→ **Directions for this task**: Your answer should be one number: the count of lines in these entries that hold the word "Surface".

Extracted data entries:
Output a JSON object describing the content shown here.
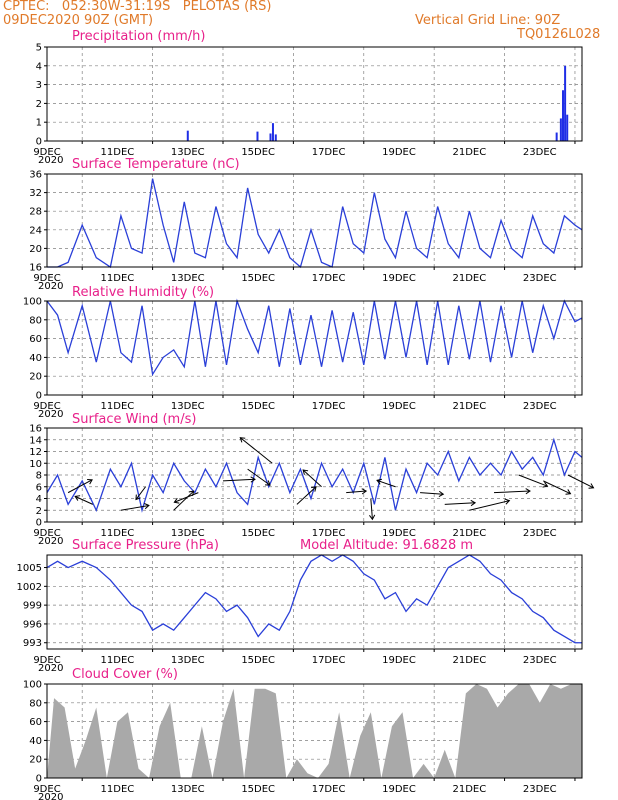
{
  "header": {
    "left_line1": "CPTEC:   052:30W-31:19S   PELOTAS (RS)",
    "left_line2": "09DEC2020 90Z (GMT)",
    "right_line1": "Vertical Grid Line: 90Z",
    "right_line2": "TQ0126L028"
  },
  "colors": {
    "header": "#e07a2a",
    "title": "#e8208a",
    "line": "#2a3fd8",
    "bar": "#1f2ee6",
    "cloud": "#a9a9a9"
  },
  "x_axis": {
    "range_days": [
      0,
      15.2
    ],
    "tick_labels": [
      "9DEC",
      "11DEC",
      "13DEC",
      "15DEC",
      "17DEC",
      "19DEC",
      "21DEC",
      "23DEC"
    ],
    "year_label": "2020"
  },
  "chart_data": [
    {
      "type": "bar",
      "title": "Precipitation (mm/h)",
      "ylim": [
        0,
        5
      ],
      "yticks": [
        "0",
        "1",
        "2",
        "3",
        "4",
        "5"
      ],
      "series": [
        {
          "x": [
            4.0,
            5.98,
            6.35,
            6.42,
            6.5,
            14.48,
            14.6,
            14.66,
            14.72,
            14.78
          ],
          "values": [
            0.55,
            0.5,
            0.4,
            0.95,
            0.35,
            0.45,
            1.2,
            2.7,
            4.0,
            1.4
          ]
        }
      ]
    },
    {
      "type": "line",
      "title": "Surface Temperature (nC)",
      "ylim": [
        16,
        36
      ],
      "yticks": [
        "16",
        "20",
        "24",
        "28",
        "32",
        "36"
      ],
      "series": [
        {
          "x": [
            0,
            0.3,
            0.6,
            1.0,
            1.4,
            1.8,
            2.1,
            2.4,
            2.7,
            3.0,
            3.3,
            3.6,
            3.9,
            4.2,
            4.5,
            4.8,
            5.1,
            5.4,
            5.7,
            6.0,
            6.3,
            6.6,
            6.9,
            7.2,
            7.5,
            7.8,
            8.1,
            8.4,
            8.7,
            9.0,
            9.3,
            9.6,
            9.9,
            10.2,
            10.5,
            10.8,
            11.1,
            11.4,
            11.7,
            12.0,
            12.3,
            12.6,
            12.9,
            13.2,
            13.5,
            13.8,
            14.1,
            14.4,
            14.7,
            15.0,
            15.2
          ],
          "values": [
            16,
            16,
            17,
            25,
            18,
            16,
            27,
            20,
            19,
            35,
            25,
            17,
            30,
            19,
            18,
            29,
            21,
            18,
            33,
            23,
            19,
            24,
            18,
            16,
            24,
            17,
            16,
            29,
            21,
            19,
            32,
            22,
            18,
            28,
            20,
            18,
            29,
            21,
            18,
            28,
            20,
            18,
            26,
            20,
            18,
            27,
            21,
            19,
            27,
            25,
            24
          ]
        }
      ]
    },
    {
      "type": "line",
      "title": "Relative Humidity (%)",
      "ylim": [
        0,
        100
      ],
      "yticks": [
        "0",
        "20",
        "40",
        "60",
        "80",
        "100"
      ],
      "series": [
        {
          "x": [
            0,
            0.3,
            0.6,
            1.0,
            1.4,
            1.8,
            2.1,
            2.4,
            2.7,
            3.0,
            3.3,
            3.6,
            3.9,
            4.2,
            4.5,
            4.8,
            5.1,
            5.4,
            5.7,
            6.0,
            6.3,
            6.6,
            6.9,
            7.2,
            7.5,
            7.8,
            8.1,
            8.4,
            8.7,
            9.0,
            9.3,
            9.6,
            9.9,
            10.2,
            10.5,
            10.8,
            11.1,
            11.4,
            11.7,
            12.0,
            12.3,
            12.6,
            12.9,
            13.2,
            13.5,
            13.8,
            14.1,
            14.4,
            14.7,
            15.0,
            15.2
          ],
          "values": [
            100,
            85,
            45,
            95,
            35,
            100,
            45,
            35,
            95,
            22,
            40,
            48,
            30,
            100,
            30,
            100,
            32,
            100,
            70,
            45,
            95,
            30,
            92,
            32,
            85,
            30,
            90,
            35,
            88,
            32,
            100,
            38,
            100,
            40,
            100,
            32,
            100,
            32,
            95,
            38,
            100,
            35,
            95,
            40,
            100,
            45,
            95,
            60,
            100,
            78,
            82
          ]
        }
      ]
    },
    {
      "type": "line",
      "title": "Surface Wind (m/s)",
      "ylim": [
        0,
        16
      ],
      "yticks": [
        "0",
        "2",
        "4",
        "6",
        "8",
        "10",
        "12",
        "14",
        "16"
      ],
      "series": [
        {
          "x": [
            0,
            0.3,
            0.6,
            1.0,
            1.4,
            1.8,
            2.1,
            2.4,
            2.7,
            3.0,
            3.3,
            3.6,
            3.9,
            4.2,
            4.5,
            4.8,
            5.1,
            5.4,
            5.7,
            6.0,
            6.3,
            6.6,
            6.9,
            7.2,
            7.5,
            7.8,
            8.1,
            8.4,
            8.7,
            9.0,
            9.3,
            9.6,
            9.9,
            10.2,
            10.5,
            10.8,
            11.1,
            11.4,
            11.7,
            12.0,
            12.3,
            12.6,
            12.9,
            13.2,
            13.5,
            13.8,
            14.1,
            14.4,
            14.7,
            15.0,
            15.2
          ],
          "values": [
            5,
            8,
            3,
            7,
            2,
            9,
            6,
            10,
            2,
            8,
            5,
            10,
            7,
            5,
            9,
            6,
            10,
            5,
            3,
            11,
            6,
            10,
            5,
            9,
            4,
            10,
            6,
            9,
            5,
            10,
            3,
            11,
            2,
            9,
            5,
            10,
            8,
            12,
            7,
            11,
            8,
            10,
            8,
            12,
            9,
            11,
            8,
            14,
            8,
            12,
            11
          ]
        }
      ]
    },
    {
      "type": "line",
      "title": "Surface Pressure (hPa)",
      "annotation": "Model Altitude: 91.6828  m",
      "ylim": [
        992,
        1007
      ],
      "yticks": [
        "993",
        "996",
        "999",
        "1002",
        "1005"
      ],
      "series": [
        {
          "x": [
            0,
            0.3,
            0.6,
            1.0,
            1.4,
            1.8,
            2.1,
            2.4,
            2.7,
            3.0,
            3.3,
            3.6,
            3.9,
            4.2,
            4.5,
            4.8,
            5.1,
            5.4,
            5.7,
            6.0,
            6.3,
            6.6,
            6.9,
            7.2,
            7.5,
            7.8,
            8.1,
            8.4,
            8.7,
            9.0,
            9.3,
            9.6,
            9.9,
            10.2,
            10.5,
            10.8,
            11.1,
            11.4,
            11.7,
            12.0,
            12.3,
            12.6,
            12.9,
            13.2,
            13.5,
            13.8,
            14.1,
            14.4,
            14.7,
            15.0,
            15.2
          ],
          "values": [
            1005,
            1006,
            1005,
            1006,
            1005,
            1003,
            1001,
            999,
            998,
            995,
            996,
            995,
            997,
            999,
            1001,
            1000,
            998,
            999,
            997,
            994,
            996,
            995,
            998,
            1003,
            1006,
            1007,
            1006,
            1007,
            1006,
            1004,
            1003,
            1000,
            1001,
            998,
            1000,
            999,
            1002,
            1005,
            1006,
            1007,
            1006,
            1004,
            1003,
            1001,
            1000,
            998,
            997,
            995,
            994,
            993,
            993
          ]
        }
      ]
    },
    {
      "type": "area",
      "title": "Cloud Cover (%)",
      "ylim": [
        0,
        100
      ],
      "yticks": [
        "0",
        "20",
        "40",
        "60",
        "80",
        "100"
      ],
      "series": [
        {
          "x": [
            0,
            0.2,
            0.5,
            0.8,
            1.1,
            1.4,
            1.7,
            2.0,
            2.3,
            2.6,
            2.9,
            3.2,
            3.5,
            3.8,
            4.1,
            4.4,
            4.7,
            5.0,
            5.3,
            5.6,
            5.9,
            6.2,
            6.5,
            6.8,
            7.1,
            7.4,
            7.7,
            8.0,
            8.3,
            8.6,
            8.9,
            9.2,
            9.5,
            9.8,
            10.1,
            10.4,
            10.7,
            11.0,
            11.3,
            11.6,
            11.9,
            12.2,
            12.5,
            12.8,
            13.1,
            13.4,
            13.7,
            14.0,
            14.3,
            14.6,
            14.9,
            15.2
          ],
          "values": [
            0,
            85,
            75,
            10,
            40,
            75,
            0,
            60,
            70,
            10,
            0,
            55,
            80,
            0,
            0,
            55,
            0,
            60,
            95,
            0,
            95,
            95,
            90,
            0,
            20,
            5,
            0,
            15,
            70,
            0,
            45,
            70,
            0,
            55,
            70,
            0,
            15,
            0,
            30,
            0,
            90,
            100,
            95,
            75,
            90,
            100,
            100,
            80,
            100,
            95,
            100,
            100
          ]
        }
      ]
    }
  ],
  "wind_vectors": {
    "x": [
      0.6,
      1.3,
      2.1,
      2.8,
      3.6,
      4.3,
      5.0,
      5.7,
      6.4,
      7.1,
      7.8,
      8.5,
      9.2,
      9.9,
      10.6,
      11.3,
      12.0,
      12.7,
      13.4,
      14.1,
      14.8
    ],
    "u": [
      3.0,
      -2.2,
      3.5,
      -1.2,
      2.5,
      -3.0,
      4.0,
      2.8,
      -4.0,
      2.4,
      -2.3,
      2.5,
      0.2,
      -2.3,
      2.9,
      3.8,
      5.0,
      4.5,
      3.6,
      3.4,
      3.2
    ],
    "v": [
      1.6,
      1.0,
      0.6,
      -1.6,
      2.4,
      -1.2,
      0.2,
      -2.0,
      3.2,
      2.2,
      2.1,
      0.2,
      -2.6,
      0.8,
      -0.2,
      0.2,
      1.2,
      0.2,
      -1.4,
      -1.6,
      -1.6
    ]
  }
}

→ **Task result**: 3